▶ Exercise goal:
What follows is a set of records, each of which is to be written out exactly.
########
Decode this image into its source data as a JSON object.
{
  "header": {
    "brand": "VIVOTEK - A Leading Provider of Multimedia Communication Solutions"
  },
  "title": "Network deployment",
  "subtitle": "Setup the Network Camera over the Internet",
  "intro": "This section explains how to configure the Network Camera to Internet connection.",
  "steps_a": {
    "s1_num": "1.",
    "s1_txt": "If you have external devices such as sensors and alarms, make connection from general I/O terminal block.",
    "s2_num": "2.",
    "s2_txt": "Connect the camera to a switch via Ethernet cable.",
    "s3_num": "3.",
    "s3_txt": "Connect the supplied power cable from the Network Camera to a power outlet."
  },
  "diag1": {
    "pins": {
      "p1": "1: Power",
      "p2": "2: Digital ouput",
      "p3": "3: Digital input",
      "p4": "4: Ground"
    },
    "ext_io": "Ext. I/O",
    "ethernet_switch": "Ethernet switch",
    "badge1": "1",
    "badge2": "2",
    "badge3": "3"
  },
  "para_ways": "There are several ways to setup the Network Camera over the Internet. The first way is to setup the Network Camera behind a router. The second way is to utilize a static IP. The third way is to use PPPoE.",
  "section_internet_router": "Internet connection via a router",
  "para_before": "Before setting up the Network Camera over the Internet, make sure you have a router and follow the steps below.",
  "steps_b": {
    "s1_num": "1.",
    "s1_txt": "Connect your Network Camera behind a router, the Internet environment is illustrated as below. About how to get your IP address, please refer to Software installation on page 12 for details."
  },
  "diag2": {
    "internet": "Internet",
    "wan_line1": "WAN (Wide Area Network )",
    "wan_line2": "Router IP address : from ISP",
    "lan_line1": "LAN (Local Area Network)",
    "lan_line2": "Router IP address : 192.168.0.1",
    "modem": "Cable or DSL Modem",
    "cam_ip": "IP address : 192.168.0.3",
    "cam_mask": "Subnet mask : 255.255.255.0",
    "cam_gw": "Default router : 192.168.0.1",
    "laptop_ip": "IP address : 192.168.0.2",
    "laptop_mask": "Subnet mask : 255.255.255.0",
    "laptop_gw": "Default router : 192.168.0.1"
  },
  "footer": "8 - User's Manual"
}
########
▶ Correct result:
Decode this image into its source data as a JSON object.
{
  "header": {
    "brand": "VIVOTEK - A Leading Provider of Multimedia Communication Solutions"
  },
  "title": "Network deployment",
  "subtitle": "Setup the Network Camera over the Internet",
  "intro": "This section explains how to configure the Network Camera to Internet connection.",
  "steps_a": {
    "s1_num": "1.",
    "s1_txt": "If you have external devices such as sensors and alarms, make connection from general I/O terminal block.",
    "s2_num": "2.",
    "s2_txt": "Connect the camera to a switch via Ethernet cable.",
    "s3_num": "3.",
    "s3_txt": "Connect the supplied power cable from the Network Camera to a power outlet."
  },
  "diag1": {
    "pins": {
      "p1": "1: Power",
      "p2": "2: Digital ouput",
      "p3": "3: Digital input",
      "p4": "4: Ground"
    },
    "ext_io": "Ext. I/O",
    "ethernet_switch": "Ethernet switch",
    "badge1": "1",
    "badge2": "2",
    "badge3": "3"
  },
  "para_ways": "There are several ways to setup the Network Camera over the Internet. The first way is to setup the Network Camera behind a router. The second way is to utilize a static IP. The third way is to use PPPoE.",
  "section_internet_router": "Internet connection via a router",
  "para_before": "Before setting up the Network Camera over the Internet, make sure you have a router and follow the steps below.",
  "steps_b": {
    "s1_num": "1.",
    "s1_txt": "Connect your Network Camera behind a router, the Internet environment is illustrated as below. About how to get your IP address, please refer to Software installation on page 12 for details."
  },
  "diag2": {
    "internet": "Internet",
    "wan_line1": "WAN (Wide Area Network )",
    "wan_line2": "Router IP address : from ISP",
    "lan_line1": "LAN (Local Area Network)",
    "lan_line2": "Router IP address : 192.168.0.1",
    "modem": "Cable or DSL Modem",
    "cam_ip": "IP address : 192.168.0.3",
    "cam_mask": "Subnet mask : 255.255.255.0",
    "cam_gw": "Default router : 192.168.0.1",
    "laptop_ip": "IP address : 192.168.0.2",
    "laptop_mask": "Subnet mask : 255.255.255.0",
    "laptop_gw": "Default router : 192.168.0.1"
  },
  "footer": "8 - User's Manual"
}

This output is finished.